• **Instructions for the task**
Which lines contain the string "IDSS"? Please list every one of them.

Records excerpted from a collection:
::::::::
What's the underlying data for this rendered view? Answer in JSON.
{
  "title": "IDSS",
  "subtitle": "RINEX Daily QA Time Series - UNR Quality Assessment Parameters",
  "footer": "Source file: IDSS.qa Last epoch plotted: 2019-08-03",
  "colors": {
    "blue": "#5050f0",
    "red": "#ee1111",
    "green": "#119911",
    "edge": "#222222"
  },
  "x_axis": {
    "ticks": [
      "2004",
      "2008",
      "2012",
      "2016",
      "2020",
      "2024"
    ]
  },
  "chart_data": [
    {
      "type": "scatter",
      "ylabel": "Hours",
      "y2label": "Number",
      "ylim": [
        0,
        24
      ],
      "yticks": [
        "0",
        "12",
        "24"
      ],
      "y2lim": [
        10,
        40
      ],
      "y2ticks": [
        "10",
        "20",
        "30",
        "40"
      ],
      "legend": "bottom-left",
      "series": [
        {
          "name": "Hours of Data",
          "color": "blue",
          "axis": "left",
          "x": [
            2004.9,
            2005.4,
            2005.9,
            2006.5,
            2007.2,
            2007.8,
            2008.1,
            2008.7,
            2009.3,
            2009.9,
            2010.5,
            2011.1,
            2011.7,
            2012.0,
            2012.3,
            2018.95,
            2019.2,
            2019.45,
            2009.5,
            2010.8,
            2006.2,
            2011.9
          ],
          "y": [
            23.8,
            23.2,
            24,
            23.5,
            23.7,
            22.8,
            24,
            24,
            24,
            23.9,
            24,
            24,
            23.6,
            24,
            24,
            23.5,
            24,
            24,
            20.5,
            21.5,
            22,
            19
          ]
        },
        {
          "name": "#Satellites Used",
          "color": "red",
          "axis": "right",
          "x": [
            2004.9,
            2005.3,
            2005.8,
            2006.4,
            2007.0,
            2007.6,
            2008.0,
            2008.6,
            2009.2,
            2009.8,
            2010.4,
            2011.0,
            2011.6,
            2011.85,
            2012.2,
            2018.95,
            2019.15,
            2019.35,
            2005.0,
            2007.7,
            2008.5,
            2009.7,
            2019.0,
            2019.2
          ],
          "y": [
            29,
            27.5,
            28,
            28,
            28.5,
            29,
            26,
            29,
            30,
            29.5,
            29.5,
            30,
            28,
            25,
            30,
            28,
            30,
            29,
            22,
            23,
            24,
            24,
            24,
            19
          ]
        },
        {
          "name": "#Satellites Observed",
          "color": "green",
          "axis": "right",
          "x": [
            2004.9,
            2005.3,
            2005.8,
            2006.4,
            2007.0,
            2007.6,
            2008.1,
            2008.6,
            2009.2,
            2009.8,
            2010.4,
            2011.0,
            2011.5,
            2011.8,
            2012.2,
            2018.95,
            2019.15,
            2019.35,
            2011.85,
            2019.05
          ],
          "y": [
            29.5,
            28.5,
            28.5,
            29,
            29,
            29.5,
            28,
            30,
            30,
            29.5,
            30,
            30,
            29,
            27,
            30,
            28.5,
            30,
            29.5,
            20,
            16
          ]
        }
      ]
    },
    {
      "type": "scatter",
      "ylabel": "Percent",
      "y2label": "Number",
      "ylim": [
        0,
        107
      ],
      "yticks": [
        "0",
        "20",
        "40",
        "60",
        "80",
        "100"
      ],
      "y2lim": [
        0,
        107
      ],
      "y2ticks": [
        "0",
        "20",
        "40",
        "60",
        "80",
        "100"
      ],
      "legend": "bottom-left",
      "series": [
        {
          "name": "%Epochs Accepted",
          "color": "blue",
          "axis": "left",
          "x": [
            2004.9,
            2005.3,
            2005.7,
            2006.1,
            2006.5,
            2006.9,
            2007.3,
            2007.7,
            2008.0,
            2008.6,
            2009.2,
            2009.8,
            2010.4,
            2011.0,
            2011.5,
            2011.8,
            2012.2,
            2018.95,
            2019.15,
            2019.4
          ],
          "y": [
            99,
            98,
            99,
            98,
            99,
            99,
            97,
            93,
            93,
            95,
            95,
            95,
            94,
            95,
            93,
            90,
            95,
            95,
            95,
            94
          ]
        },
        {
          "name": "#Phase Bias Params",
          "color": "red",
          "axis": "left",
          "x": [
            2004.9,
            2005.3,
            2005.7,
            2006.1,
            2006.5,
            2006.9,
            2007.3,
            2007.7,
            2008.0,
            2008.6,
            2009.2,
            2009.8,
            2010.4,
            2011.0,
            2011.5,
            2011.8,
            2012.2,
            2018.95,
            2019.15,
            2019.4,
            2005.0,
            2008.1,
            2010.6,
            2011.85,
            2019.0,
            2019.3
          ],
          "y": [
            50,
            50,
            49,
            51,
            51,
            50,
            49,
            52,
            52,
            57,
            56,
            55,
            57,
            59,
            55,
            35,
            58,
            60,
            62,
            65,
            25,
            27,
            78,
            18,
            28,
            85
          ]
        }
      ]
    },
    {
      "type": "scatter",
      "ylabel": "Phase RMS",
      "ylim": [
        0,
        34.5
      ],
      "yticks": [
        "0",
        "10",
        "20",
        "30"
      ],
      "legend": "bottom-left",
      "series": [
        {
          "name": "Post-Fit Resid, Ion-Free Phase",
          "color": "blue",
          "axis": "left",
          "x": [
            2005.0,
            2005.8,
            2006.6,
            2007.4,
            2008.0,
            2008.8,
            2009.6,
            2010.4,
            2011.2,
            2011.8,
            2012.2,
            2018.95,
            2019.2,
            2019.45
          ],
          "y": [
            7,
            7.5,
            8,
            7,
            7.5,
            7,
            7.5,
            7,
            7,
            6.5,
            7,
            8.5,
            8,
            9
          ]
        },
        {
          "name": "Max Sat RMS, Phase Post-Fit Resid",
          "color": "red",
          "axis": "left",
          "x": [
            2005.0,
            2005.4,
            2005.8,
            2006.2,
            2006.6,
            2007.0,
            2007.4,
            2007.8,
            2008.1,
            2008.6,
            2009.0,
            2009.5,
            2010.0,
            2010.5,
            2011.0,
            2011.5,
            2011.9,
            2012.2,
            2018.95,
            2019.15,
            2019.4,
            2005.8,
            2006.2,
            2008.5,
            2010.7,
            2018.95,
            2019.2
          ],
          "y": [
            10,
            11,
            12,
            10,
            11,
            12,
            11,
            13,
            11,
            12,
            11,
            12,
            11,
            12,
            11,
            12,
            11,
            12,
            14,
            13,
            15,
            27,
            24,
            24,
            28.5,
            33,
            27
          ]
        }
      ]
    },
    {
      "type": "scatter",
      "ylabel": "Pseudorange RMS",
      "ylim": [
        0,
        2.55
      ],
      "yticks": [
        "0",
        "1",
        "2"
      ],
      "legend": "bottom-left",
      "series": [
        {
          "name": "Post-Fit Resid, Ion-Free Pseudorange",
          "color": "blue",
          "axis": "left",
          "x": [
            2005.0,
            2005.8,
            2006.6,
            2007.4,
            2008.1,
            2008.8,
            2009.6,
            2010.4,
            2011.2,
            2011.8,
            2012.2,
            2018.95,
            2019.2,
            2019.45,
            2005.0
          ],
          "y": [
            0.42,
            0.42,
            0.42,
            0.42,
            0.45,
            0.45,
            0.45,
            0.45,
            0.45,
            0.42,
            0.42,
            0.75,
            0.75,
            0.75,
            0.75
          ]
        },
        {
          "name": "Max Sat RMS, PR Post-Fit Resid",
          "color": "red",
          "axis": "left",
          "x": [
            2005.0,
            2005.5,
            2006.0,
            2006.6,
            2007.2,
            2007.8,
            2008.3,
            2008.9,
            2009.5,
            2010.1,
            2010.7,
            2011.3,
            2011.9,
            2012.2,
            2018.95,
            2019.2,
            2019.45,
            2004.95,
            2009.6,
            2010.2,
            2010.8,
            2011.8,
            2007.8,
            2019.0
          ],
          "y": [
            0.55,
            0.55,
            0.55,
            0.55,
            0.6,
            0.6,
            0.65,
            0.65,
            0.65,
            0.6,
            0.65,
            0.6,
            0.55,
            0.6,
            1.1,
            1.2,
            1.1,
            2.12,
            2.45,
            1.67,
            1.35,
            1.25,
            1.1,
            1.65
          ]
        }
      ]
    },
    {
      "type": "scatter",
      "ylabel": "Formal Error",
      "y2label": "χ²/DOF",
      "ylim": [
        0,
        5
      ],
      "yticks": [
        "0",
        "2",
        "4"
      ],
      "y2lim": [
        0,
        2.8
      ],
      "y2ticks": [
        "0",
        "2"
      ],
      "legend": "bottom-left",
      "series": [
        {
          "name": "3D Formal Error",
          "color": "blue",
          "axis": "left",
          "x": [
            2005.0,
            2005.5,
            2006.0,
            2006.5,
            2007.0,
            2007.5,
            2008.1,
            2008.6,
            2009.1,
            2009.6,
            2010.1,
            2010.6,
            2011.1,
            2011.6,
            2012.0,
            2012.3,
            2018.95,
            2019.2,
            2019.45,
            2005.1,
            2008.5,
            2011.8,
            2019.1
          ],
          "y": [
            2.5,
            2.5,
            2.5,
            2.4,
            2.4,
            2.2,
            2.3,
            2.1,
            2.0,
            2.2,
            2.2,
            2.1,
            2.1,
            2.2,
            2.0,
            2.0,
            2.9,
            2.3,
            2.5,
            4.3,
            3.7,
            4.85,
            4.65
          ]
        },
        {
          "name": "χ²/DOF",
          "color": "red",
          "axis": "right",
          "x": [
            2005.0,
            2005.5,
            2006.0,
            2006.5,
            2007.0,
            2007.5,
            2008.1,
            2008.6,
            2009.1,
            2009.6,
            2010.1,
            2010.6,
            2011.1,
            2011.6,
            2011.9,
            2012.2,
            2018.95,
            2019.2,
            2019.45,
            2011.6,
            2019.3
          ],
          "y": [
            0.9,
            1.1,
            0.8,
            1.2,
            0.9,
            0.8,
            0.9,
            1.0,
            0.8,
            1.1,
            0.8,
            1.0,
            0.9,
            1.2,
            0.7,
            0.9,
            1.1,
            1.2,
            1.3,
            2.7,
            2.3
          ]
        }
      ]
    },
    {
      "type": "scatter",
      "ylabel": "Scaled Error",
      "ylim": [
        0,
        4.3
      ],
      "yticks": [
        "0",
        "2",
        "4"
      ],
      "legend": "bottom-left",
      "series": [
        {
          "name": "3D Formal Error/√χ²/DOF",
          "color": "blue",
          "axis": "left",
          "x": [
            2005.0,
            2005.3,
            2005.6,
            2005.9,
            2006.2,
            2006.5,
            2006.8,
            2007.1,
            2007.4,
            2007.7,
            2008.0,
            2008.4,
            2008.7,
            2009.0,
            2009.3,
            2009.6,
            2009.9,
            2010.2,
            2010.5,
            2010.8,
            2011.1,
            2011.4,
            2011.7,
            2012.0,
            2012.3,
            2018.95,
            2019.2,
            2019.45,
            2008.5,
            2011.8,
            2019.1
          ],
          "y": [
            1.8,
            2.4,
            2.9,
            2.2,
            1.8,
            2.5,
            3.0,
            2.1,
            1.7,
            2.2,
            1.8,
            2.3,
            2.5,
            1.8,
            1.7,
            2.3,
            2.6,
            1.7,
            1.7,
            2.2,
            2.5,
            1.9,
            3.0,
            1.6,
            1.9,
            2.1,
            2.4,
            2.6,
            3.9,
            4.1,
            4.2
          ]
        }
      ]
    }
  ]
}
::::::::
• **Correct answer**
  "title": "IDSS",
  "footer": "Source file: IDSS.qa Last epoch plotted: 2019-08-03",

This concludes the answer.